■ Material provided:
===

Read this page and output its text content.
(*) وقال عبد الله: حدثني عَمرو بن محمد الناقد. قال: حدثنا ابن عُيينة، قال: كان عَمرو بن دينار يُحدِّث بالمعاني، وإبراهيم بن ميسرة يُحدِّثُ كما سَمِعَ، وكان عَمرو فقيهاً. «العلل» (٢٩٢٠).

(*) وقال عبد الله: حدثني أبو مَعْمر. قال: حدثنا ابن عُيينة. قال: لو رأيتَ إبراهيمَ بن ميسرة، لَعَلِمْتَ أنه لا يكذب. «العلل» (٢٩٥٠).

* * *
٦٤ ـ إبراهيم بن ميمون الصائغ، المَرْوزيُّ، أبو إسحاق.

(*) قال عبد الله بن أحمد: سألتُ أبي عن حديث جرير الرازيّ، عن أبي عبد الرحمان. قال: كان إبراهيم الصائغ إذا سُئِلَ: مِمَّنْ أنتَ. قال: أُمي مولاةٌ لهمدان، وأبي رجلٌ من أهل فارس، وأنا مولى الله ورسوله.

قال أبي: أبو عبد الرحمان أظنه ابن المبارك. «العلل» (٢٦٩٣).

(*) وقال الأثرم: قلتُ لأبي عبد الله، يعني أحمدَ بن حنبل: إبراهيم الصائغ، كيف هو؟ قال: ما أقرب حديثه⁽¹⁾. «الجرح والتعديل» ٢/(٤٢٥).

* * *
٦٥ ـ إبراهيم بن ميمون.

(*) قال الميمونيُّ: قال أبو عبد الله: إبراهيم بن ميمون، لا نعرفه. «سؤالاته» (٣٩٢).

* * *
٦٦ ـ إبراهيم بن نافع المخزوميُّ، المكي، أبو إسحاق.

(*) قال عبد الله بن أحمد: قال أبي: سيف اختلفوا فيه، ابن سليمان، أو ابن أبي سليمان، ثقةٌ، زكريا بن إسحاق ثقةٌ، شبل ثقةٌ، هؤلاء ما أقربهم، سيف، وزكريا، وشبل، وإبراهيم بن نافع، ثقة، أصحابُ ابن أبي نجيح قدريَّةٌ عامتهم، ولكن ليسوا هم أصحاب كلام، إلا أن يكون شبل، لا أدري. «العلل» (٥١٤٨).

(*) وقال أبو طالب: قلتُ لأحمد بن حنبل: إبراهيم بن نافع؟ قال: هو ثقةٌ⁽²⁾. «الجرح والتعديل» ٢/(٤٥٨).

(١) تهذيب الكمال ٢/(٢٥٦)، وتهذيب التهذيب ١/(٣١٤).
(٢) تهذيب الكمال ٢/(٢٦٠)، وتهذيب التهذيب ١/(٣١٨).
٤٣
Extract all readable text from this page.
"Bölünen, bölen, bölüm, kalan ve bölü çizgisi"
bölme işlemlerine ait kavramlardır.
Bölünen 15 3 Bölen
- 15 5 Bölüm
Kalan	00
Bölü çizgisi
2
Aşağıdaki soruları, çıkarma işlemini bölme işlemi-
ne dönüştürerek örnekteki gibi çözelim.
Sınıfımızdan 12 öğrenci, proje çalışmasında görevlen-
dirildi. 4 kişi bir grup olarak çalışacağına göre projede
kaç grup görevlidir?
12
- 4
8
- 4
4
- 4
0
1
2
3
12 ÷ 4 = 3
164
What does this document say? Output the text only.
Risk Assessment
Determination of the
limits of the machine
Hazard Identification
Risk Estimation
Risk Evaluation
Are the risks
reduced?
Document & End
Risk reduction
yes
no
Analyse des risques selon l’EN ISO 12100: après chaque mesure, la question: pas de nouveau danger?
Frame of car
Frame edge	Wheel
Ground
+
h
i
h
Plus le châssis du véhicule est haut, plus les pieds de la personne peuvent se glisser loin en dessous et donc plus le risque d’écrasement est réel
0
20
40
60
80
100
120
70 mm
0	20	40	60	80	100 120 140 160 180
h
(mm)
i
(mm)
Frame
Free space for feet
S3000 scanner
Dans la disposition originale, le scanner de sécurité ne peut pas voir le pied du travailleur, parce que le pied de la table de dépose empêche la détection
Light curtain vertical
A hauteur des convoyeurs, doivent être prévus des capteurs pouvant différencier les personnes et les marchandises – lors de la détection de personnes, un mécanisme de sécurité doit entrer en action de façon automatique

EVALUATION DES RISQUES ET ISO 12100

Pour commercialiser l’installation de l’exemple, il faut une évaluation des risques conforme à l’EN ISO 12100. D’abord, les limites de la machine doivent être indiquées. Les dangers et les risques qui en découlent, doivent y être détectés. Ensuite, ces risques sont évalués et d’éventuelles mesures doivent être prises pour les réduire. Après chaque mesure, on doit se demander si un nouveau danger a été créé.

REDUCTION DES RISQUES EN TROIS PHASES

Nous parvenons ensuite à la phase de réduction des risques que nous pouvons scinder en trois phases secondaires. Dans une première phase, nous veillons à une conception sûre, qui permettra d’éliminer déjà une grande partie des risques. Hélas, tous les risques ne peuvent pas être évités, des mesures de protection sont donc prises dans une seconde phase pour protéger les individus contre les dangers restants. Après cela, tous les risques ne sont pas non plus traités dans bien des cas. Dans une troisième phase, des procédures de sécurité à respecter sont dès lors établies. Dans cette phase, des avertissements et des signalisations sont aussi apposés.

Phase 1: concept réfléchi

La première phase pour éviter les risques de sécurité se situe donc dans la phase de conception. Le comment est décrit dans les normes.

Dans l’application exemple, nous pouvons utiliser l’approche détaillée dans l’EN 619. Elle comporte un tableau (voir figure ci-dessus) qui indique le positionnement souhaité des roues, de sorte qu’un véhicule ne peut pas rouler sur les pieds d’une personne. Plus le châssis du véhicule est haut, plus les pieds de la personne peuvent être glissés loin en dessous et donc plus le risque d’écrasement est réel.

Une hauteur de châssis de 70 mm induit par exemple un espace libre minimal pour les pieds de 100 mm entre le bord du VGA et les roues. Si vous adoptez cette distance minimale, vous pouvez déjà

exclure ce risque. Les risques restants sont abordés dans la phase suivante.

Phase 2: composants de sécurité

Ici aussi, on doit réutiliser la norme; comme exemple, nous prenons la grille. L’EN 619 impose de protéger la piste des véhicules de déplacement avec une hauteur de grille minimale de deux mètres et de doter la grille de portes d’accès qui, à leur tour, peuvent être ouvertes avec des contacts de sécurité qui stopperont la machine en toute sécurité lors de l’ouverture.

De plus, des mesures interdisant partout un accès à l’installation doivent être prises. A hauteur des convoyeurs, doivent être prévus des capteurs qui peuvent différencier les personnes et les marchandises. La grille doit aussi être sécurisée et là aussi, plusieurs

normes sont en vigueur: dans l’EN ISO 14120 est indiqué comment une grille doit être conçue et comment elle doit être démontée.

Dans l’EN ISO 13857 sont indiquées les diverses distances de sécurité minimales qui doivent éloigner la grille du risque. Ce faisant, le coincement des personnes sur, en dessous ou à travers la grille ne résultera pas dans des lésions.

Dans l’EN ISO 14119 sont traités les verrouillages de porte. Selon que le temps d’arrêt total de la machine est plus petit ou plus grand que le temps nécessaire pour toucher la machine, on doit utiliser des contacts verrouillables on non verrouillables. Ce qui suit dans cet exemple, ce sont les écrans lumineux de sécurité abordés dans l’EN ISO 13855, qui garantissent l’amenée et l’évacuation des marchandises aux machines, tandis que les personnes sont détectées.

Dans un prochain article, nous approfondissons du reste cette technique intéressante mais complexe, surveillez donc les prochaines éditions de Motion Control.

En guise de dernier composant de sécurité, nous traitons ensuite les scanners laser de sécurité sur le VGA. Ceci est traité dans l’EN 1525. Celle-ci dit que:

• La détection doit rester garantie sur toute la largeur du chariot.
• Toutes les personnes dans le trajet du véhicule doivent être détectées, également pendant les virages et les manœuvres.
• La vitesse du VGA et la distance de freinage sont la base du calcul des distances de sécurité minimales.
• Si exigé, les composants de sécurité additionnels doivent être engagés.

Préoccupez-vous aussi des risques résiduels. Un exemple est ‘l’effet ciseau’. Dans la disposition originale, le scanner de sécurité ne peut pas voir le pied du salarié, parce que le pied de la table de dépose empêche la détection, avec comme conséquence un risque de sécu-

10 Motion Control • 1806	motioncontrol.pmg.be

===

■ Short task: Pull every line holding "ميمون" out of the records.

■ Task answer:
٦٤ ـ إبراهيم بن ميمون الصائغ، المَرْوزيُّ، أبو إسحاق.
٦٥ ـ إبراهيم بن ميمون.
(*) قال الميمونيُّ: قال أبو عبد الله: إبراهيم بن ميمون، لا نعرفه. «سؤالاته» (٣٩٢).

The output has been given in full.